**EXERCISE**
Write out each line that follows exactly as it stands, without the pictures.

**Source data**
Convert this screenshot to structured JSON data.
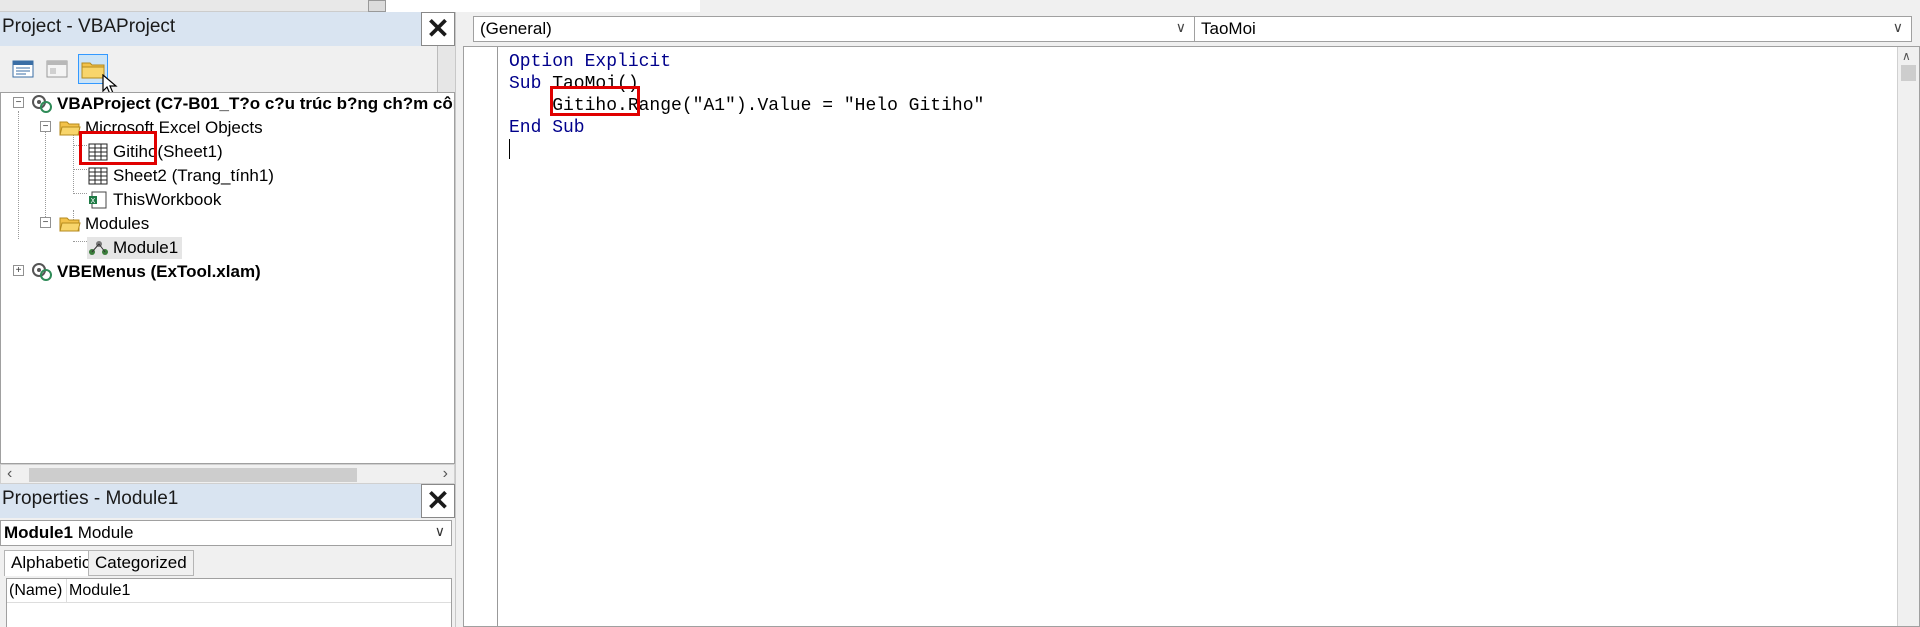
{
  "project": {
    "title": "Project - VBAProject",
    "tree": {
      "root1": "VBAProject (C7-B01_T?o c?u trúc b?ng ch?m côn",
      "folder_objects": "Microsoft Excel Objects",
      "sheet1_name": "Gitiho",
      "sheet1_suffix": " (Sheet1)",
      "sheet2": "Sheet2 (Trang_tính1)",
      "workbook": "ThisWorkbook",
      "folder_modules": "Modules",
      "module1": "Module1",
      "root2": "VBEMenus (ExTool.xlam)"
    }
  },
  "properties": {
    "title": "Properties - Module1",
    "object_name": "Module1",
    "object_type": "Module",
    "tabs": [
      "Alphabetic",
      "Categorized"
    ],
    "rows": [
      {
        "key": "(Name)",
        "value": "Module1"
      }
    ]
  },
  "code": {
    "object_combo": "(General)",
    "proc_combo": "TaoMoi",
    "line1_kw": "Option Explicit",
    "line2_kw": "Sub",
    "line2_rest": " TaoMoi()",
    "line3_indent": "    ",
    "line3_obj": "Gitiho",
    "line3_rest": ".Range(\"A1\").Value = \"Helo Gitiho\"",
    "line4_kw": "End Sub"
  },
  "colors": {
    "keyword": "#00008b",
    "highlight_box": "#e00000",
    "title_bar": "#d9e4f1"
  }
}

**COMPLETED TASK**
Convert this screenshot to structured JSON data.
{
  "project": {
    "title": "Project - VBAProject",
    "tree": {
      "root1": "VBAProject (C7-B01_T?o c?u trúc b?ng ch?m côn",
      "folder_objects": "Microsoft Excel Objects",
      "sheet1_name": "Gitiho",
      "sheet1_suffix": " (Sheet1)",
      "sheet2": "Sheet2 (Trang_tính1)",
      "workbook": "ThisWorkbook",
      "folder_modules": "Modules",
      "module1": "Module1",
      "root2": "VBEMenus (ExTool.xlam)"
    }
  },
  "properties": {
    "title": "Properties - Module1",
    "object_name": "Module1",
    "object_type": "Module",
    "tabs": [
      "Alphabetic",
      "Categorized"
    ],
    "rows": [
      {
        "key": "(Name)",
        "value": "Module1"
      }
    ]
  },
  "code": {
    "object_combo": "(General)",
    "proc_combo": "TaoMoi",
    "line1_kw": "Option Explicit",
    "line2_kw": "Sub",
    "line2_rest": " TaoMoi()",
    "line3_indent": "    ",
    "line3_obj": "Gitiho",
    "line3_rest": ".Range(\"A1\").Value = \"Helo Gitiho\"",
    "line4_kw": "End Sub"
  },
  "colors": {
    "keyword": "#00008b",
    "highlight_box": "#e00000",
    "title_bar": "#d9e4f1"
  }
}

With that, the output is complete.